§ **What this task involves**:
Which lines of the entries below include "footnote"? List them all.

*** Opening of Dataset extract ***

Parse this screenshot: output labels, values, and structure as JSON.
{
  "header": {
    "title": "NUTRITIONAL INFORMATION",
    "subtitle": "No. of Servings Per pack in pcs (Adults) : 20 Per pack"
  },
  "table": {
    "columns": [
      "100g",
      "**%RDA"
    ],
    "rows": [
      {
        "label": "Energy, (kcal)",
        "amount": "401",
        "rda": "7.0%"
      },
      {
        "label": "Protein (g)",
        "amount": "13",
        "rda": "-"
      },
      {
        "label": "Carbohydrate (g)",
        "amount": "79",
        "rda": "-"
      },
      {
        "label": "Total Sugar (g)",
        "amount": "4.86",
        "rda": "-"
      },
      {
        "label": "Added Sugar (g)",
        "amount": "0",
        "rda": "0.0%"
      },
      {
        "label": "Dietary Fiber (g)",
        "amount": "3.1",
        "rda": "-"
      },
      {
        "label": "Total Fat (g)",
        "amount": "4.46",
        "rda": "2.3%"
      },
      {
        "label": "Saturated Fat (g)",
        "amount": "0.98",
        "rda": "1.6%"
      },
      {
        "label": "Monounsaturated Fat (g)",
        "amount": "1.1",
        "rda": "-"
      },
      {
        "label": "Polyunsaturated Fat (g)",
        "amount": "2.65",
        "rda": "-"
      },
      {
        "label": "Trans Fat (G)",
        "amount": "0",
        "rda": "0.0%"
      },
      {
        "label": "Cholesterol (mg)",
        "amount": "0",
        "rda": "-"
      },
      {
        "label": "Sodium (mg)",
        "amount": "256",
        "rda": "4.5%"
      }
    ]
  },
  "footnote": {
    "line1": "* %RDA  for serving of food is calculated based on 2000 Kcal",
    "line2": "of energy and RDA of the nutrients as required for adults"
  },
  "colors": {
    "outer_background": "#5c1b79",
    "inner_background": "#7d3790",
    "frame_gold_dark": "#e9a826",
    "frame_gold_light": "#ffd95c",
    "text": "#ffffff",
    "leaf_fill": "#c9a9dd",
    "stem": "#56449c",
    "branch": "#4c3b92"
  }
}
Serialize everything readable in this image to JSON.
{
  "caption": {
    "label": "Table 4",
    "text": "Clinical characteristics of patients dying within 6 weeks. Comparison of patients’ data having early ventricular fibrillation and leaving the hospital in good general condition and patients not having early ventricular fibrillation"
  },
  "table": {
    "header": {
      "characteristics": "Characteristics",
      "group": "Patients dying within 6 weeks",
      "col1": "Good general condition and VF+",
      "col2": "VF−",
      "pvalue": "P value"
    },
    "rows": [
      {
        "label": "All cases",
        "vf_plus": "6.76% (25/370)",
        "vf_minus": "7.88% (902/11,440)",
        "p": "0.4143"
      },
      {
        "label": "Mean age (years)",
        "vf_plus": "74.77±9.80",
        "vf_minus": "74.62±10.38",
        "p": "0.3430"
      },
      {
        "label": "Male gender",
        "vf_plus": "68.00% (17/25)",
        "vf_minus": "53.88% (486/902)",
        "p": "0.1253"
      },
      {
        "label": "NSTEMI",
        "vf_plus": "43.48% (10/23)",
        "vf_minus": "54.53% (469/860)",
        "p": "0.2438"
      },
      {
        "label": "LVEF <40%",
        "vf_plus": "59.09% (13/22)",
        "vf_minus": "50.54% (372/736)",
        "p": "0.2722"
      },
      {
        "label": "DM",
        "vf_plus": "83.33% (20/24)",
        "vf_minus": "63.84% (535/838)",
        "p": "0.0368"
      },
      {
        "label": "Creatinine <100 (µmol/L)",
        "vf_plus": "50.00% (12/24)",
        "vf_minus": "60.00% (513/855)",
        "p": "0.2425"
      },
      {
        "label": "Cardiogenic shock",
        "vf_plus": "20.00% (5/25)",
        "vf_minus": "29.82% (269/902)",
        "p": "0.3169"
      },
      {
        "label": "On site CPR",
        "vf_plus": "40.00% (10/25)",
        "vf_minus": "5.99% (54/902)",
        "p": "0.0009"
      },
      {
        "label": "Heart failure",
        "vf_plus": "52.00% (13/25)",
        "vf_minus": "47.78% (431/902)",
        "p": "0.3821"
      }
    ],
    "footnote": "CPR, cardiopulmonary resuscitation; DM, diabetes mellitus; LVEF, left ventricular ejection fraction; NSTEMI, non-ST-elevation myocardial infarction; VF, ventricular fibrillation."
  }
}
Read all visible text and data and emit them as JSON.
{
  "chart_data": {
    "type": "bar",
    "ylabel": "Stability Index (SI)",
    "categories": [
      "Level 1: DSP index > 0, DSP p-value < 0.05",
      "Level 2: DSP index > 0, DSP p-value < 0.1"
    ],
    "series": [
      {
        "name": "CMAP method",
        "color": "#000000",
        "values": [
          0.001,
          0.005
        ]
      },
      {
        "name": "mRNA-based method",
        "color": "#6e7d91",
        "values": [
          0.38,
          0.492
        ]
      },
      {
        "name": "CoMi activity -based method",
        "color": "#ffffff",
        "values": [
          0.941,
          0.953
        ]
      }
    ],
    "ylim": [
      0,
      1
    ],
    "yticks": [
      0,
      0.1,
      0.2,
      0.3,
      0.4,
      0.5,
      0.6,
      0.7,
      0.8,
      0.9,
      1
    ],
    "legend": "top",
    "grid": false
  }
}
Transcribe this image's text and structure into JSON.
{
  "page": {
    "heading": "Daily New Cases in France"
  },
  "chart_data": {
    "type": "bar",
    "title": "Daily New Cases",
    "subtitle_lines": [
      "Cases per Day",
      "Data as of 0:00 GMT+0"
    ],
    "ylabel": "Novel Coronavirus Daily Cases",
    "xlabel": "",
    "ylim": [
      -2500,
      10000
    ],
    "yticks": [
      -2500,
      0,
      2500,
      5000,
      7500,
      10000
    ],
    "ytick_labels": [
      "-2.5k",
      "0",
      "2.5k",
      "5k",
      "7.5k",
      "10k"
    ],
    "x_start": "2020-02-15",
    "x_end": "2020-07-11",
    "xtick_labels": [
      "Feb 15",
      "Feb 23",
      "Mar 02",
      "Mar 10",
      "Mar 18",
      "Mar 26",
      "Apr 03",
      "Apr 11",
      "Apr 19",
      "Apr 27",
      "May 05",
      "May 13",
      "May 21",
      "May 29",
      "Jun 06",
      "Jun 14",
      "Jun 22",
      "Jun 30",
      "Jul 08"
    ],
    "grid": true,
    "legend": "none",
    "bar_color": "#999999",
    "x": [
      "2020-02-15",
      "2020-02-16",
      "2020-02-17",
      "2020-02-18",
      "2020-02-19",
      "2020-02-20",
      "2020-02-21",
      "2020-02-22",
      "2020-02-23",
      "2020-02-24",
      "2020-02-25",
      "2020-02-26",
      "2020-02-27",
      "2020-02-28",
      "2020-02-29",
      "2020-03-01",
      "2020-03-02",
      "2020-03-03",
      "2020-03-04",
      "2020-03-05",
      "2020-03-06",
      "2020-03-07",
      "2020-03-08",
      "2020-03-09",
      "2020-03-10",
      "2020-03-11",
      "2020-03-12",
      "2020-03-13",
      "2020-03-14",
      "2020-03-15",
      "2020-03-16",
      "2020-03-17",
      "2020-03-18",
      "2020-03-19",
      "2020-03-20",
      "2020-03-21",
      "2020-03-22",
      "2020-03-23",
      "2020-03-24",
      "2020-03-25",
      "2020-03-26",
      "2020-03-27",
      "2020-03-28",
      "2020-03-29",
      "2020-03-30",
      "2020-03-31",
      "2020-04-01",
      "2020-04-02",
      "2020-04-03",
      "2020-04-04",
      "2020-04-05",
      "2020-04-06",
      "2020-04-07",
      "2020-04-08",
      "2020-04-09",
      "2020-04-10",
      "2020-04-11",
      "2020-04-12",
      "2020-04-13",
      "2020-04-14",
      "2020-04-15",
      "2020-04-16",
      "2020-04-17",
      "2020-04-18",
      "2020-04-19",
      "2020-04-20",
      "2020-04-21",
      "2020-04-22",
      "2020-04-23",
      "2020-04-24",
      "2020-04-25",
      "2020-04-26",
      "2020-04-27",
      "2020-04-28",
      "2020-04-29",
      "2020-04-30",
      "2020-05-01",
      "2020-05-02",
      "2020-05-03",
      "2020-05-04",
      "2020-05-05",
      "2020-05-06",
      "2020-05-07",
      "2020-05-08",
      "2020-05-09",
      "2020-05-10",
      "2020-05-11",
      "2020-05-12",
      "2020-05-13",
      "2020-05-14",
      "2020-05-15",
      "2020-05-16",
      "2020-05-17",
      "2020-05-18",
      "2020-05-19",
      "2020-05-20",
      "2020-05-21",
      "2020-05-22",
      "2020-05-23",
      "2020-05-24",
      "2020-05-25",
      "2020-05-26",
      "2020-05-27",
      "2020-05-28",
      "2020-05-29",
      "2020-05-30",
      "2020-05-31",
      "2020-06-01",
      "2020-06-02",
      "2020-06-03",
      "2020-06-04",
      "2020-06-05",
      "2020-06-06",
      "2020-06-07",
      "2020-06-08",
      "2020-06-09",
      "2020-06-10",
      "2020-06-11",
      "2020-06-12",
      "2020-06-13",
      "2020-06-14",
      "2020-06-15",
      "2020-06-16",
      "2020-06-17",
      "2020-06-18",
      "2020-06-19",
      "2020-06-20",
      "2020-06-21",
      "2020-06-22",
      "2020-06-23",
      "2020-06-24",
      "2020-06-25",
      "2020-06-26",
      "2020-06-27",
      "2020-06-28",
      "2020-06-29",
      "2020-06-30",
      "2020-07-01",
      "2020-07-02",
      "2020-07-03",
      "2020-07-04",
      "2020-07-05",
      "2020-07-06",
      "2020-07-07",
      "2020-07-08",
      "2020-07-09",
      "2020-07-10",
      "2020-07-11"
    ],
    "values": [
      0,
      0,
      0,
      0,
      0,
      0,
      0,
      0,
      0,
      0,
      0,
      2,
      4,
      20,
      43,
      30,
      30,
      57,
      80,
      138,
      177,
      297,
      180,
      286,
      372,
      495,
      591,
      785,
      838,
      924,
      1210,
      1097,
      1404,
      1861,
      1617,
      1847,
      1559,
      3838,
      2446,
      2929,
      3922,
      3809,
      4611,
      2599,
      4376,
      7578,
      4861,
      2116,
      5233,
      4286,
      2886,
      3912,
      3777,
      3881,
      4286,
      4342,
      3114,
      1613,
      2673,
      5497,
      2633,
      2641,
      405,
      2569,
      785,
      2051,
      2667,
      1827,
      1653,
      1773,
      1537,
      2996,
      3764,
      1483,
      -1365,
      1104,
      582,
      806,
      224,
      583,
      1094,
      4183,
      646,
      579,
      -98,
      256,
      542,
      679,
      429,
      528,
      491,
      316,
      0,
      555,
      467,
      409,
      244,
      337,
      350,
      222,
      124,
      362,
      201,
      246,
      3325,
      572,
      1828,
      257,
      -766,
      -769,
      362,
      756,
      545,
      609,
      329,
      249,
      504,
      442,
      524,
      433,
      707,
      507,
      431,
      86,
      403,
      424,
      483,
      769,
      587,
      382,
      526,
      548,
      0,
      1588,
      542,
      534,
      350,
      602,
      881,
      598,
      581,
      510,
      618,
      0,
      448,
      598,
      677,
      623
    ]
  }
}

*** Close of Dataset extract ***

§ **Task output**:
  "footnote": {
    "footnote": "CPR, cardiopulmonary resuscitation; DM, diabetes mellitus; LVEF, left ventricular ejection fraction; NSTEMI, non-ST-elevation myocardial infarction; VF, ventricular fibrillation."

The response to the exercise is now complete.